* _TASK GOAL_
Please repeat all of the listing exactly.

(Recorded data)
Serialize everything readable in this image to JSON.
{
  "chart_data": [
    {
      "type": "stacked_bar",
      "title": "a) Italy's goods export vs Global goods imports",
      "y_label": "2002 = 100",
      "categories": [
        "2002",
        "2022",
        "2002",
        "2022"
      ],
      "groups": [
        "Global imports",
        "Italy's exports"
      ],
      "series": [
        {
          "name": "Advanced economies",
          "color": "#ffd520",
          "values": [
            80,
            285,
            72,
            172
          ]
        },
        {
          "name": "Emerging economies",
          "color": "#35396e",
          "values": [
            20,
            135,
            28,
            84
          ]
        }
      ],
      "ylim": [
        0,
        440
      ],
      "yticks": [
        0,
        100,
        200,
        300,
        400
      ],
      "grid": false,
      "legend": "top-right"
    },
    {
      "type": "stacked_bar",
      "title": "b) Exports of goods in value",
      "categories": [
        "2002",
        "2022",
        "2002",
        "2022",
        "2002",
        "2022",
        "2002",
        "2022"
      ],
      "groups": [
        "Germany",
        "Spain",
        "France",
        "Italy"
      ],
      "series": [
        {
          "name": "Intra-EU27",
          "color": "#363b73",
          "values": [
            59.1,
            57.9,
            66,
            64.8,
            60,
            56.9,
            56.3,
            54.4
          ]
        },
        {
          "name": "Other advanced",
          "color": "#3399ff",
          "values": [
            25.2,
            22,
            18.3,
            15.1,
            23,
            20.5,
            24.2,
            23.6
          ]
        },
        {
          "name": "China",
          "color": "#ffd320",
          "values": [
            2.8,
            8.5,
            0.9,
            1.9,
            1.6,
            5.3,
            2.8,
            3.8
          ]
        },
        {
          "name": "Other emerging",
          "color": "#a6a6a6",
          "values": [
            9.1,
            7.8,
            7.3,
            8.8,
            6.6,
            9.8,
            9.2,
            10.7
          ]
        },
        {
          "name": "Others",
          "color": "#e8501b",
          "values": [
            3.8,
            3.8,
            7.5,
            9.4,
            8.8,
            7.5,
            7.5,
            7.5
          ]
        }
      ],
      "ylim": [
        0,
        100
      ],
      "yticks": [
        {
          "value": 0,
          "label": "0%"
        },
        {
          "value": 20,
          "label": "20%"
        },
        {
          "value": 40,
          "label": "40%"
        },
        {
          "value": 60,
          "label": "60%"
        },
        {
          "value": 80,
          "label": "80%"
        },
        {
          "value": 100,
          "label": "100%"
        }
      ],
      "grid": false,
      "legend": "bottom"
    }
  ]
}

* _OUTPUT OF THE EXERCISE_
Serialize everything readable in this image to JSON.
{
  "chart_data": [
    {
      "type": "stacked_bar",
      "title": "a) Italy's goods export vs Global goods imports",
      "y_label": "2002 = 100",
      "categories": [
        "2002",
        "2022",
        "2002",
        "2022"
      ],
      "groups": [
        "Global imports",
        "Italy's exports"
      ],
      "series": [
        {
          "name": "Advanced economies",
          "color": "#ffd520",
          "values": [
            80,
            285,
            72,
            172
          ]
        },
        {
          "name": "Emerging economies",
          "color": "#35396e",
          "values": [
            20,
            135,
            28,
            84
          ]
        }
      ],
      "ylim": [
        0,
        440
      ],
      "yticks": [
        0,
        100,
        200,
        300,
        400
      ],
      "grid": false,
      "legend": "top-right"
    },
    {
      "type": "stacked_bar",
      "title": "b) Exports of goods in value",
      "categories": [
        "2002",
        "2022",
        "2002",
        "2022",
        "2002",
        "2022",
        "2002",
        "2022"
      ],
      "groups": [
        "Germany",
        "Spain",
        "France",
        "Italy"
      ],
      "series": [
        {
          "name": "Intra-EU27",
          "color": "#363b73",
          "values": [
            59.1,
            57.9,
            66,
            64.8,
            60,
            56.9,
            56.3,
            54.4
          ]
        },
        {
          "name": "Other advanced",
          "color": "#3399ff",
          "values": [
            25.2,
            22,
            18.3,
            15.1,
            23,
            20.5,
            24.2,
            23.6
          ]
        },
        {
          "name": "China",
          "color": "#ffd320",
          "values": [
            2.8,
            8.5,
            0.9,
            1.9,
            1.6,
            5.3,
            2.8,
            3.8
          ]
        },
        {
          "name": "Other emerging",
          "color": "#a6a6a6",
          "values": [
            9.1,
            7.8,
            7.3,
            8.8,
            6.6,
            9.8,
            9.2,
            10.7
          ]
        },
        {
          "name": "Others",
          "color": "#e8501b",
          "values": [
            3.8,
            3.8,
            7.5,
            9.4,
            8.8,
            7.5,
            7.5,
            7.5
          ]
        }
      ],
      "ylim": [
        0,
        100
      ],
      "yticks": [
        {
          "value": 0,
          "label": "0%"
        },
        {
          "value": 20,
          "label": "20%"
        },
        {
          "value": 40,
          "label": "40%"
        },
        {
          "value": 60,
          "label": "60%"
        },
        {
          "value": 80,
          "label": "80%"
        },
        {
          "value": 100,
          "label": "100%"
        }
      ],
      "grid": false,
      "legend": "bottom"
    }
  ]
}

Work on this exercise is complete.